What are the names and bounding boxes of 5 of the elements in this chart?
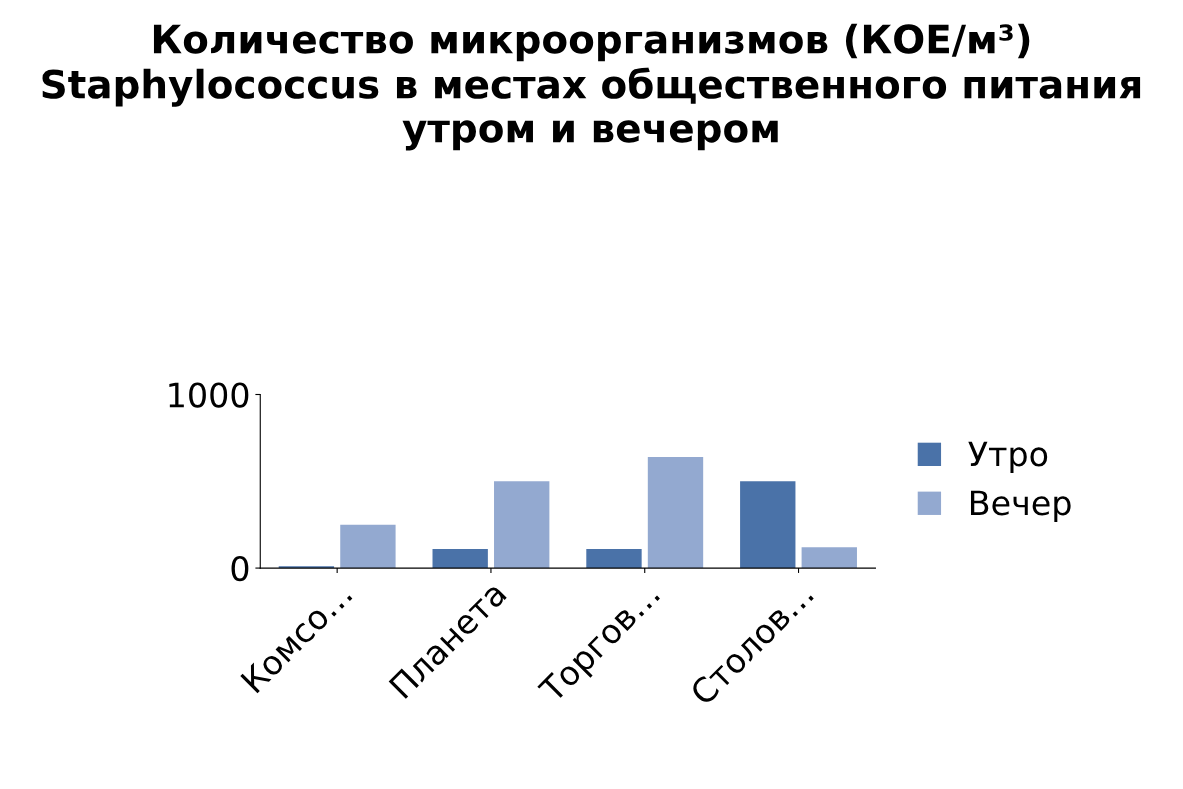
legend-label: Утро [968,441,1048,473]
y-tick-label: 0 [231,556,249,582]
y-tick-label: 1000 [169,382,249,408]
chart-title: Количество микроорганизмов (КОЕ/м³) Staphylococcus в местах общественного питания утром и вечером [42,23,1141,151]
legend-label: Вечер [970,490,1071,522]
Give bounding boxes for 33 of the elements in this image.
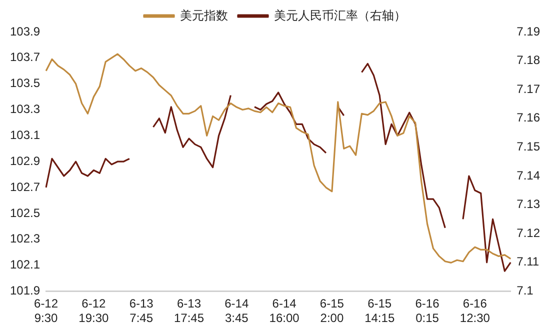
x-tick-label: 6-14 16:00 — [269, 296, 300, 326]
y-tick-label: 103.5 — [10, 76, 40, 90]
y-tick-label: 103.1 — [10, 128, 40, 142]
y-tick-label: 102.3 — [10, 232, 40, 246]
y2-tick-label: 7.16 — [516, 110, 540, 125]
x-tick-label: 6-16 0:15 — [415, 296, 440, 326]
y2-tick-label: 7.19 — [516, 24, 540, 38]
y2-tick-label: 7.18 — [516, 53, 540, 68]
y-tick-label: 102.7 — [10, 180, 40, 194]
x-tick-label: 6-13 17:45 — [174, 296, 204, 326]
y2-tick-label: 7.11 — [516, 254, 540, 269]
y-tick-label: 102.1 — [10, 258, 40, 272]
x-tick-label: 6-12 19:30 — [78, 296, 110, 326]
y-tick-label: 102.9 — [10, 154, 40, 168]
y2-tick-label: 7.13 — [516, 197, 540, 212]
x-tick-label: 6-15 14:15 — [364, 296, 395, 326]
x-tick-label: 6-14 3:45 — [224, 296, 249, 326]
x-tick-label: 6-16 12:30 — [460, 296, 490, 326]
legend-label: 美元指数 — [180, 8, 228, 22]
y2-tick-label: 7.14 — [516, 168, 540, 182]
y-tick-label: 102.5 — [10, 206, 40, 220]
y-tick-label: 103.7 — [10, 50, 40, 64]
y2-tick-label: 7.12 — [516, 226, 540, 240]
x-tick-label: 6-15 2:00 — [320, 296, 344, 326]
x-tick-label: 6-12 9:30 — [34, 296, 58, 326]
y-tick-label: 103.3 — [10, 102, 40, 116]
legend-label: 美元人民币汇率（右轴） — [274, 8, 406, 22]
y2-tick-label: 7.15 — [516, 140, 540, 154]
y-tick-label: 101.9 — [10, 284, 40, 298]
y2-tick-label: 7.1 — [516, 284, 534, 298]
y2-tick-label: 7.17 — [516, 82, 540, 96]
y-tick-label: 103.9 — [10, 24, 40, 38]
x-tick-label: 6-13 7:45 — [129, 296, 154, 326]
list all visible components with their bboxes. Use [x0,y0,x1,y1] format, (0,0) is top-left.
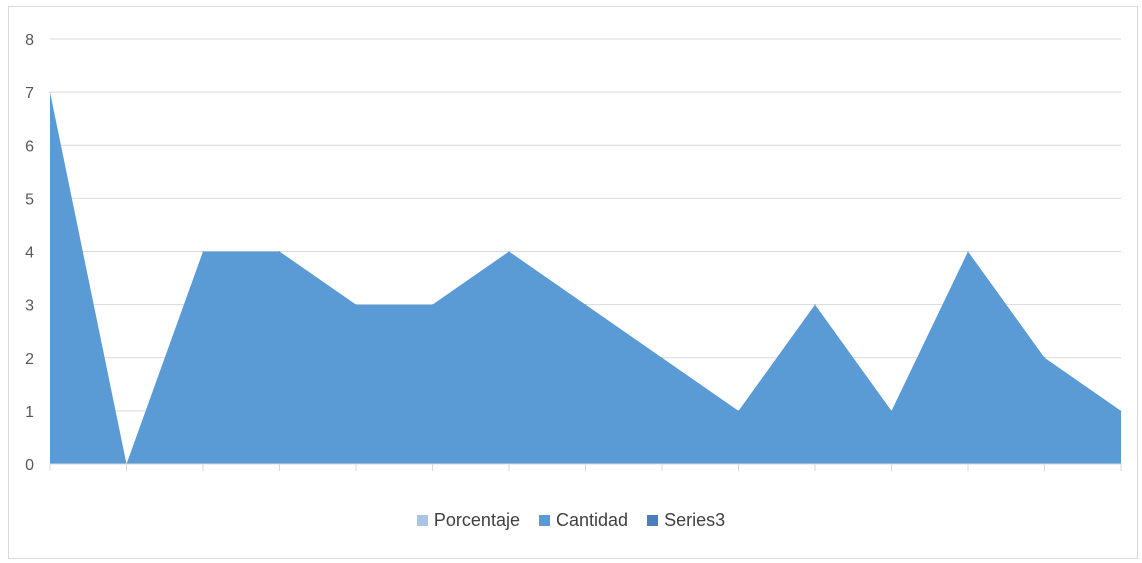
data-point-cantidad-10 [815,304,816,305]
data-point-cantidad-7 [585,304,586,305]
legend-label-series3: Series3 [664,510,725,531]
legend-item-porcentaje: Porcentaje [417,510,520,531]
data-point-cantidad-14 [1121,410,1122,411]
data-point-cantidad-8 [662,357,663,358]
y-tick-label: 1 [25,404,34,421]
legend-item-cantidad: Cantidad [539,510,628,531]
y-tick-label: 5 [25,191,34,208]
legend-swatch-series3 [647,515,658,526]
y-tick-label: 3 [25,298,34,315]
legend-swatch-porcentaje [417,515,428,526]
y-tick-label: 8 [25,32,34,49]
data-point-cantidad-12 [968,251,969,252]
data-point-cantidad-6 [509,251,510,252]
y-tick-label: 2 [25,351,34,368]
data-point-cantidad-4 [356,304,357,305]
legend-swatch-cantidad [539,515,550,526]
legend: Porcentaje Cantidad Series3 [0,510,1142,531]
legend-label-porcentaje: Porcentaje [434,510,520,531]
plot-area [50,92,1122,465]
data-point-cantidad-13 [1044,357,1045,358]
data-point-cantidad-2 [203,251,204,252]
data-point-cantidad-11 [891,410,892,411]
y-tick-label: 7 [25,85,34,102]
x-axis [50,464,1121,471]
legend-label-cantidad: Cantidad [556,510,628,531]
data-point-cantidad-3 [279,251,280,252]
data-point-cantidad-9 [738,410,739,411]
y-tick-label: 4 [25,245,34,262]
data-point-cantidad-5 [432,304,433,305]
y-tick-label: 6 [25,138,34,155]
y-tick-label: 0 [25,457,34,474]
y-axis: 0 1 2 3 4 5 6 7 8 [25,32,34,474]
legend-item-series3: Series3 [647,510,725,531]
area-series-cantidad [50,92,1121,464]
data-point-cantidad-0 [50,92,51,93]
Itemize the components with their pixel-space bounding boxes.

+-------+

Copy out all of the data above line for line, leaving out the pictures.

**RIGHT ANSWER**
What are the names and bounding boxes of 5 of the elements in this chart?
legend-label: Утро [968,441,1048,473]
y-tick-label: 0 [231,556,249,582]
y-tick-label: 1000 [169,382,249,408]
chart-title: Количество микроорганизмов (КОЕ/м³) Staphylococcus в местах общественного питания утром и вечером [42,23,1141,151]
legend-label: Вечер [970,490,1071,522]
Give bounding boxes for 33 of the elements in this image.
x-tick-label: 6-14 16:00 — [269, 296, 300, 326]
y-tick-label: 103.5 — [10, 76, 40, 90]
y-tick-label: 103.1 — [10, 128, 40, 142]
y-tick-label: 102.3 — [10, 232, 40, 246]
y2-tick-label: 7.16 — [516, 110, 540, 125]
x-tick-label: 6-16 0:15 — [415, 296, 440, 326]
y2-tick-label: 7.19 — [516, 24, 540, 38]
y2-tick-label: 7.18 — [516, 53, 540, 68]
y-tick-label: 102.7 — [10, 180, 40, 194]
x-tick-label: 6-13 17:45 — [174, 296, 204, 326]
y2-tick-label: 7.11 — [516, 254, 540, 269]
y-tick-label: 102.1 — [10, 258, 40, 272]
x-tick-label: 6-12 19:30 — [78, 296, 110, 326]
y-tick-label: 102.9 — [10, 154, 40, 168]
y2-tick-label: 7.13 — [516, 197, 540, 212]
x-tick-label: 6-15 14:15 — [364, 296, 395, 326]
x-tick-label: 6-14 3:45 — [224, 296, 249, 326]
x-tick-label: 6-16 12:30 — [460, 296, 490, 326]
legend-label: 美元指数 — [180, 8, 228, 22]
y2-tick-label: 7.14 — [516, 168, 540, 182]
y-tick-label: 102.5 — [10, 206, 40, 220]
y-tick-label: 103.7 — [10, 50, 40, 64]
y2-tick-label: 7.12 — [516, 226, 540, 240]
x-tick-label: 6-15 2:00 — [320, 296, 344, 326]
x-tick-label: 6-12 9:30 — [34, 296, 58, 326]
y-tick-label: 103.3 — [10, 102, 40, 116]
legend-label: 美元人民币汇率（右轴） — [274, 8, 406, 22]
y2-tick-label: 7.15 — [516, 140, 540, 154]
y-tick-label: 101.9 — [10, 284, 40, 298]
y2-tick-label: 7.1 — [516, 284, 534, 298]
y2-tick-label: 7.17 — [516, 82, 540, 96]
y-tick-label: 103.9 — [10, 24, 40, 38]
x-tick-label: 6-13 7:45 — [129, 296, 154, 326]
list all visible components with their bboxes. Use [x0,y0,x1,y1] format, (0,0) is top-left.
data-point-cantidad-10 [815,304,816,305]
data-point-cantidad-7 [585,304,586,305]
legend-label-series3: Series3 [664,510,725,531]
legend-item-porcentaje: Porcentaje [417,510,520,531]
data-point-cantidad-14 [1121,410,1122,411]
data-point-cantidad-8 [662,357,663,358]
y-tick-label: 1 [25,404,34,421]
legend-item-cantidad: Cantidad [539,510,628,531]
y-tick-label: 5 [25,191,34,208]
legend-swatch-series3 [647,515,658,526]
y-tick-label: 3 [25,298,34,315]
legend-swatch-porcentaje [417,515,428,526]
y-tick-label: 8 [25,32,34,49]
data-point-cantidad-12 [968,251,969,252]
data-point-cantidad-6 [509,251,510,252]
y-tick-label: 2 [25,351,34,368]
data-point-cantidad-4 [356,304,357,305]
legend-swatch-cantidad [539,515,550,526]
legend: Porcentaje Cantidad Series3 [0,510,1142,531]
legend-label-porcentaje: Porcentaje [434,510,520,531]
plot-area [50,92,1122,465]
data-point-cantidad-13 [1044,357,1045,358]
data-point-cantidad-2 [203,251,204,252]
data-point-cantidad-11 [891,410,892,411]
y-tick-label: 7 [25,85,34,102]
x-axis [50,464,1121,471]
legend-label-cantidad: Cantidad [556,510,628,531]
data-point-cantidad-3 [279,251,280,252]
data-point-cantidad-9 [738,410,739,411]
y-tick-label: 4 [25,245,34,262]
data-point-cantidad-5 [432,304,433,305]
y-tick-label: 6 [25,138,34,155]
y-tick-label: 0 [25,457,34,474]
y-axis: 0 1 2 3 4 5 6 7 8 [25,32,34,474]
legend-item-series3: Series3 [647,510,725,531]
area-series-cantidad [50,92,1121,464]
data-point-cantidad-0 [50,92,51,93]
Itemize the components with their pixel-space bounding boxes.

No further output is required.